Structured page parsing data
==============================
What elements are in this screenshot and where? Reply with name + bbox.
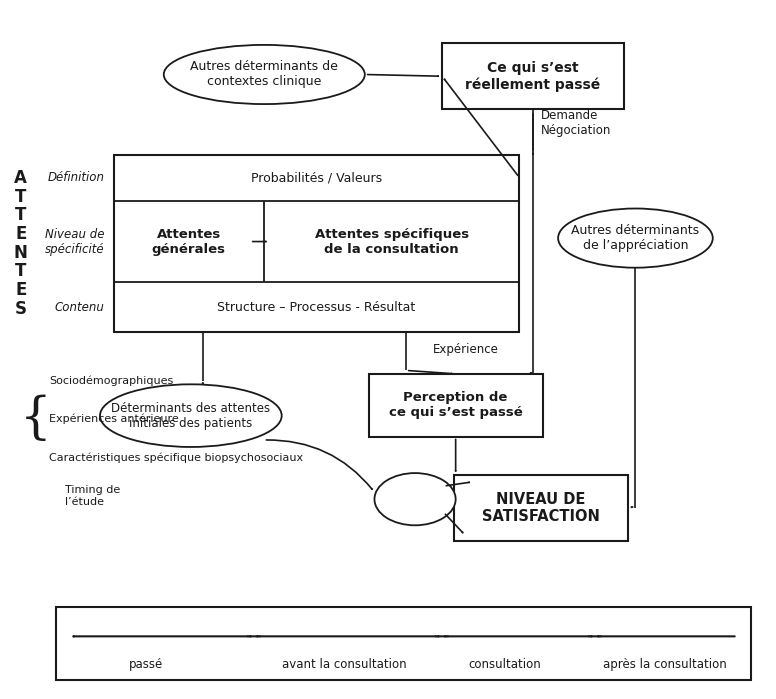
Text: après la consultation: après la consultation bbox=[602, 658, 726, 670]
Text: NIVEAU DE
SATISFACTION: NIVEAU DE SATISFACTION bbox=[482, 491, 600, 524]
Ellipse shape bbox=[375, 473, 456, 525]
Text: Perception de
ce qui s’est passé: Perception de ce qui s’est passé bbox=[389, 391, 522, 419]
Text: Autres déterminants
de l’appréciation: Autres déterminants de l’appréciation bbox=[571, 224, 699, 252]
Text: Ce qui s’est
réellement passé: Ce qui s’est réellement passé bbox=[466, 61, 601, 92]
Text: Contenu: Contenu bbox=[54, 301, 104, 314]
Text: A
T
T
E
N
T
E
S: A T T E N T E S bbox=[14, 169, 28, 318]
Ellipse shape bbox=[164, 45, 365, 104]
Text: {: { bbox=[20, 394, 52, 444]
FancyBboxPatch shape bbox=[113, 154, 519, 332]
Text: Caractéristiques spécifique biopsychosociaux: Caractéristiques spécifique biopsychosoc… bbox=[50, 452, 303, 463]
Text: Demande
Négociation: Demande Négociation bbox=[541, 109, 611, 137]
Text: Attentes spécifiques
de la consultation: Attentes spécifiques de la consultation bbox=[314, 228, 469, 256]
Text: Structure – Processus - Résultat: Structure – Processus - Résultat bbox=[217, 301, 416, 314]
Text: Attentes
générales: Attentes générales bbox=[151, 228, 226, 256]
FancyBboxPatch shape bbox=[369, 374, 542, 437]
Text: Probabilités / Valeurs: Probabilités / Valeurs bbox=[251, 171, 382, 184]
Text: consultation: consultation bbox=[468, 658, 541, 670]
Text: Expériences antérieure: Expériences antérieure bbox=[50, 414, 179, 424]
Text: Autres déterminants de
contextes clinique: Autres déterminants de contextes cliniqu… bbox=[190, 61, 338, 89]
Text: Définition: Définition bbox=[47, 171, 104, 184]
FancyBboxPatch shape bbox=[454, 475, 628, 541]
Text: passé: passé bbox=[129, 658, 163, 670]
Ellipse shape bbox=[100, 384, 282, 447]
Text: Timing de
l’étude: Timing de l’étude bbox=[64, 485, 120, 507]
Text: Déterminants des attentes
initiales des patients: Déterminants des attentes initiales des … bbox=[111, 402, 270, 430]
Text: Sociodémographiques: Sociodémographiques bbox=[50, 375, 174, 386]
Text: Niveau de
spécificité: Niveau de spécificité bbox=[44, 228, 104, 256]
Ellipse shape bbox=[558, 208, 712, 268]
FancyBboxPatch shape bbox=[56, 607, 751, 680]
Text: avant la consultation: avant la consultation bbox=[282, 658, 407, 670]
FancyBboxPatch shape bbox=[442, 43, 624, 109]
Text: Expérience: Expérience bbox=[432, 343, 498, 356]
==============================
How many lines of the records contain the word "Autres"? Reply with the number and nothing else.

4